[start Input for this task]

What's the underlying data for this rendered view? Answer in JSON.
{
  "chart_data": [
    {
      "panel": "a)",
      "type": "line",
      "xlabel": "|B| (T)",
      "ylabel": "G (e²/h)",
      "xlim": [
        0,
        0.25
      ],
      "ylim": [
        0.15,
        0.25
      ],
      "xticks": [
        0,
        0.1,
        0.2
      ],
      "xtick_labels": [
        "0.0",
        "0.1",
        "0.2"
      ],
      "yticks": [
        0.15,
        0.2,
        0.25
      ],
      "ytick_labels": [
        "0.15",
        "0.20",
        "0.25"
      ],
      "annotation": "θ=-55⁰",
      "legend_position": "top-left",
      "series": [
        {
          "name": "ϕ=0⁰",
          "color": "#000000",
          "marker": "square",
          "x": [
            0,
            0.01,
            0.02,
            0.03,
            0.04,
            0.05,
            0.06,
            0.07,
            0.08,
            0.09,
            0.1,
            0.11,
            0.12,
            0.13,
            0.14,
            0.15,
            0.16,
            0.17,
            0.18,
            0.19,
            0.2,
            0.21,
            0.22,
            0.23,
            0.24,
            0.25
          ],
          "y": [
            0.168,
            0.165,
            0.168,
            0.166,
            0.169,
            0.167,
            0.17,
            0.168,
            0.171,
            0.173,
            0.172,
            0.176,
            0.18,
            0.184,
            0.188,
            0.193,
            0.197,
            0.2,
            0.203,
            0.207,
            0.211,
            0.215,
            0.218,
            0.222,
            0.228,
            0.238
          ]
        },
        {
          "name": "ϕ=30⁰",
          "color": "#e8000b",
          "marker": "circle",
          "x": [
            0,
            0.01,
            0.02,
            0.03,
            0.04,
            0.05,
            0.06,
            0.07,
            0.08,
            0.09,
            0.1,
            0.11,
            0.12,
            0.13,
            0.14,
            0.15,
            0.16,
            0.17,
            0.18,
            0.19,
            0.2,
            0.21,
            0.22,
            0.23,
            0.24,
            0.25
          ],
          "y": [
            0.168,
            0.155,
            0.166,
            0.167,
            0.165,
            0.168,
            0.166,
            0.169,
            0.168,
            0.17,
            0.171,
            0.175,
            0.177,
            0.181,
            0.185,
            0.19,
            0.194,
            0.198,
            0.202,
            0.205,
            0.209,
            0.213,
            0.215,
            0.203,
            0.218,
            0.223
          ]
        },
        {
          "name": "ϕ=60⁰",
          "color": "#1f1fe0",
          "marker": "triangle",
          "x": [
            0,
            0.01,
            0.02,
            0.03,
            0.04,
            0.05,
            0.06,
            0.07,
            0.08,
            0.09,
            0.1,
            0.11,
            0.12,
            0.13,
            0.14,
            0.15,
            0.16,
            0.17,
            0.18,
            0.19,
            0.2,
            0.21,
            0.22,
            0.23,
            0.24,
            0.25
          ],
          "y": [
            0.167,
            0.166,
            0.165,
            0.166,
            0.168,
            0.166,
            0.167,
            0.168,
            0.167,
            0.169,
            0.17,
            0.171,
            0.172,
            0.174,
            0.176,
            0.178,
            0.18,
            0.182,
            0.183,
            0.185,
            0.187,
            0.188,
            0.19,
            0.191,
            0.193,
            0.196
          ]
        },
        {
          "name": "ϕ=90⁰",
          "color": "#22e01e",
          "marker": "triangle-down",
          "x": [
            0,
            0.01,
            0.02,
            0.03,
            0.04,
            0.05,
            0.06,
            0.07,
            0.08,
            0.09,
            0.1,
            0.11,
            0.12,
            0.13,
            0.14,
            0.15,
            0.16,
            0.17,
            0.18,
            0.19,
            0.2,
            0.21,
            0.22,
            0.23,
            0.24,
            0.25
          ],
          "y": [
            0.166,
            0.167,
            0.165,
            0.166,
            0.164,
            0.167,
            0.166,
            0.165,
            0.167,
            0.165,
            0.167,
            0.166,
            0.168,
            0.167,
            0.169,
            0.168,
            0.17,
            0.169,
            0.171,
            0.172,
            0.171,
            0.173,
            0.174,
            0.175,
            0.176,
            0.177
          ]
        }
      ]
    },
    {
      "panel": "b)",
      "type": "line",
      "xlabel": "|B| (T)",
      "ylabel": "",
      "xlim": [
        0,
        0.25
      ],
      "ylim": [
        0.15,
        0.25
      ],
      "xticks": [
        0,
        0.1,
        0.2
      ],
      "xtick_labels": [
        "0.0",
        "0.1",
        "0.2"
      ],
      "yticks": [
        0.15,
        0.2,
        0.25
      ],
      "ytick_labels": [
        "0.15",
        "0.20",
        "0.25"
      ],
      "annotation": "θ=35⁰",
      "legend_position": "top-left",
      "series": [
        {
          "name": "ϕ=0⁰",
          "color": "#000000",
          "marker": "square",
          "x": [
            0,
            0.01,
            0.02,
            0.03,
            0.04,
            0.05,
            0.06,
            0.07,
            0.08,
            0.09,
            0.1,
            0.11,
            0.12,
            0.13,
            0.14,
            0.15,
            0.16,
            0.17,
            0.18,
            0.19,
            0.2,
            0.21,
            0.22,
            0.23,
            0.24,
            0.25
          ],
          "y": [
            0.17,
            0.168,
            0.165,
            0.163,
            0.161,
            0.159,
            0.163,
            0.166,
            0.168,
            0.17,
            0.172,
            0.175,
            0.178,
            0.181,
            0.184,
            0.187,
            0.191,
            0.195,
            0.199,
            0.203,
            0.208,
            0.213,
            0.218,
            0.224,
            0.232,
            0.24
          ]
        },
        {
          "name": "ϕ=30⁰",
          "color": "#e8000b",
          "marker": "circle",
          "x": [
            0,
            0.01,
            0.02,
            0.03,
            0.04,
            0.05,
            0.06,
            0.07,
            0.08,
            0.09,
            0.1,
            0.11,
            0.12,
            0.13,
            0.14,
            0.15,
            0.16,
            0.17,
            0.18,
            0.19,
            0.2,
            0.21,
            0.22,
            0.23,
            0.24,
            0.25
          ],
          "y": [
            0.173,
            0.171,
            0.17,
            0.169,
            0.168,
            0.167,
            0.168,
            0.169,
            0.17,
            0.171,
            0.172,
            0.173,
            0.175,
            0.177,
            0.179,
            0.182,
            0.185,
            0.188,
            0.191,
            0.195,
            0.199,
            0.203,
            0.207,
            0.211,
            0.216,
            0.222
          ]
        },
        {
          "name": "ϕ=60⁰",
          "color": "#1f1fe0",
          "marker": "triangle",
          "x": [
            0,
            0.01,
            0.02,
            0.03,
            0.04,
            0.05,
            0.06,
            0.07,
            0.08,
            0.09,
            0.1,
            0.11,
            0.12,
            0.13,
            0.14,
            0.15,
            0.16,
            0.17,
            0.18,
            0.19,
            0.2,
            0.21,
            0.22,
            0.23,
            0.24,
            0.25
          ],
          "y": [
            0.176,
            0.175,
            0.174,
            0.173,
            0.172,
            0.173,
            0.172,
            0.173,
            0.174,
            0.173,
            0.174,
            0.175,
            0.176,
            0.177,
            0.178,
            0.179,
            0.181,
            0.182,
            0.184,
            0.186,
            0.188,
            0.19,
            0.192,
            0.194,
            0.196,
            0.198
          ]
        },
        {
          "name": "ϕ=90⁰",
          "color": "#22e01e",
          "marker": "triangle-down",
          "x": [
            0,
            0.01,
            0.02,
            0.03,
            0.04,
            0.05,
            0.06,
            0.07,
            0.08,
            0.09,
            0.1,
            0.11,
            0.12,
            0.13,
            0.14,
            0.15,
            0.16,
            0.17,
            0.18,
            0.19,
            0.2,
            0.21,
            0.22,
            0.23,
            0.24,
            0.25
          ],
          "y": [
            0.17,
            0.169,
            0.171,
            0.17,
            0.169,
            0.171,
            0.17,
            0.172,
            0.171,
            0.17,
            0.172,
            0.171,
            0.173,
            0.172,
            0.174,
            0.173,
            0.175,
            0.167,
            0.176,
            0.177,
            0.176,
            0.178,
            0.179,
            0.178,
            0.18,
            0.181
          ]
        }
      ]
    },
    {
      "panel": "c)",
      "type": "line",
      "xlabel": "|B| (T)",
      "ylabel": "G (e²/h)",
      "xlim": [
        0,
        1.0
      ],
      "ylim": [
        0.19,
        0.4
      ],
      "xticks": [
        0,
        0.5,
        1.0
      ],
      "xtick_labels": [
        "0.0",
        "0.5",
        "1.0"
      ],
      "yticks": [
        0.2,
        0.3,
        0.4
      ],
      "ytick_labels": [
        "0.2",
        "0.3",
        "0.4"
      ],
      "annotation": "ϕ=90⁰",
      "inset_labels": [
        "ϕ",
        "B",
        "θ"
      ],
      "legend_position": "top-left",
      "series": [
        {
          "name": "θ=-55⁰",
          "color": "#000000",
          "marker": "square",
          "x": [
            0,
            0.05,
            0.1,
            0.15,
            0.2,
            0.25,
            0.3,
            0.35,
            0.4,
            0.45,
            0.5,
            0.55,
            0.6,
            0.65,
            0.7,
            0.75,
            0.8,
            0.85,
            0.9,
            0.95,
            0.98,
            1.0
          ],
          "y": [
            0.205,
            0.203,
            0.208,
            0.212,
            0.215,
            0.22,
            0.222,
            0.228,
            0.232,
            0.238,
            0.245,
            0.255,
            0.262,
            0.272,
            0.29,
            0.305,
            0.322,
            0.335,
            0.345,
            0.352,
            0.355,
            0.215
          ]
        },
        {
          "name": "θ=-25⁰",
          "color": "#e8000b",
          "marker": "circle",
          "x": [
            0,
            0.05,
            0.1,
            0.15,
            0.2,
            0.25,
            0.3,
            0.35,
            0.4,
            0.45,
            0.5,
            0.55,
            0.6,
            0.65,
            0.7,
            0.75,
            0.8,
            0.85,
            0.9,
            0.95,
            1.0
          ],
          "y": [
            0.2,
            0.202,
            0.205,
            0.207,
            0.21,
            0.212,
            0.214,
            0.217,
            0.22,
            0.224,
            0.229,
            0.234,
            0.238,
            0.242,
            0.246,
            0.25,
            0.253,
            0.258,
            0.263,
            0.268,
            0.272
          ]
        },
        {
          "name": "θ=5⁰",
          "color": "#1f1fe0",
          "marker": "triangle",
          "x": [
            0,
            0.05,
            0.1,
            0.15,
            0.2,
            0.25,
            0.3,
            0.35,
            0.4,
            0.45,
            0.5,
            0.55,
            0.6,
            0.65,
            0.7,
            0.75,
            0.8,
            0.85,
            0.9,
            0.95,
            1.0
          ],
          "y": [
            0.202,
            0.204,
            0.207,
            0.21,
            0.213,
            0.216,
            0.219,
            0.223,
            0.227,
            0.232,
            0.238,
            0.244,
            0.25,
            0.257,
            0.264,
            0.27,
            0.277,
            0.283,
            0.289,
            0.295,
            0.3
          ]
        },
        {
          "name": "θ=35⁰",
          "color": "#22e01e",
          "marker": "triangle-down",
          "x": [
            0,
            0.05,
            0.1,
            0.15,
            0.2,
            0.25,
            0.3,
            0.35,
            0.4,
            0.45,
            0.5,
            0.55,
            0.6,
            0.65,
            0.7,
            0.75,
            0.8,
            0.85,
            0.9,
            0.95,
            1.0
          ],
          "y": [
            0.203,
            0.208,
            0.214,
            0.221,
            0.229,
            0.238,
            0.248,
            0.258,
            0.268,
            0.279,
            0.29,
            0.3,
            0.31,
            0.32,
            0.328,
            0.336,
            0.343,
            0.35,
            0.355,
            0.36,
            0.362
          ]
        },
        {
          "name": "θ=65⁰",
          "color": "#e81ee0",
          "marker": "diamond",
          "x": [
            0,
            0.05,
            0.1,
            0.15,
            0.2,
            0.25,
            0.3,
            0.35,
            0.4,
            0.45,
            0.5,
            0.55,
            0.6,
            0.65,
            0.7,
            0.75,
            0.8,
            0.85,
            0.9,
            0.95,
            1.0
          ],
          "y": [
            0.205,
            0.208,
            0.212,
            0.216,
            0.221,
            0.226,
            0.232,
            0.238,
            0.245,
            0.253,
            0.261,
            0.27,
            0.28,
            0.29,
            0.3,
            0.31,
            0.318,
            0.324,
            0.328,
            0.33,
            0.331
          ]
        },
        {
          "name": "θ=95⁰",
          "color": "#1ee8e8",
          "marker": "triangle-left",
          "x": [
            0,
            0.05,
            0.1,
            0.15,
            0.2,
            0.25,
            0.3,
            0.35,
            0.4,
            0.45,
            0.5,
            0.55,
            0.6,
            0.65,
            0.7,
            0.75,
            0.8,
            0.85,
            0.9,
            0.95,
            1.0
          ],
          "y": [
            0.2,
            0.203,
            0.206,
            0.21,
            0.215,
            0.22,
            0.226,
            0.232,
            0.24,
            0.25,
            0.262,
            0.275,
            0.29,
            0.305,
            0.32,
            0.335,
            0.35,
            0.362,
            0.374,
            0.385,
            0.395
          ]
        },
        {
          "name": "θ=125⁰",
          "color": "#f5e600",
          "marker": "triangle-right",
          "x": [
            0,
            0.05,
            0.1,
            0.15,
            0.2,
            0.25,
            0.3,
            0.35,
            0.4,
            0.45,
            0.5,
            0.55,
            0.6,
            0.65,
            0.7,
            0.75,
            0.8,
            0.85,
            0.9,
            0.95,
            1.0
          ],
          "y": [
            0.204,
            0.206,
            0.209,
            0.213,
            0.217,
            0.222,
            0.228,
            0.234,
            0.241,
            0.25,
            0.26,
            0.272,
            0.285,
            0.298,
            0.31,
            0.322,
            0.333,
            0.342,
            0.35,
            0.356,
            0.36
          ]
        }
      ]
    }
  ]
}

[end Input for this task]

#### What is needed
Among the entries, how many lines include the word "annotation"? Answer with a single number and nothing further.

#### Written solution
3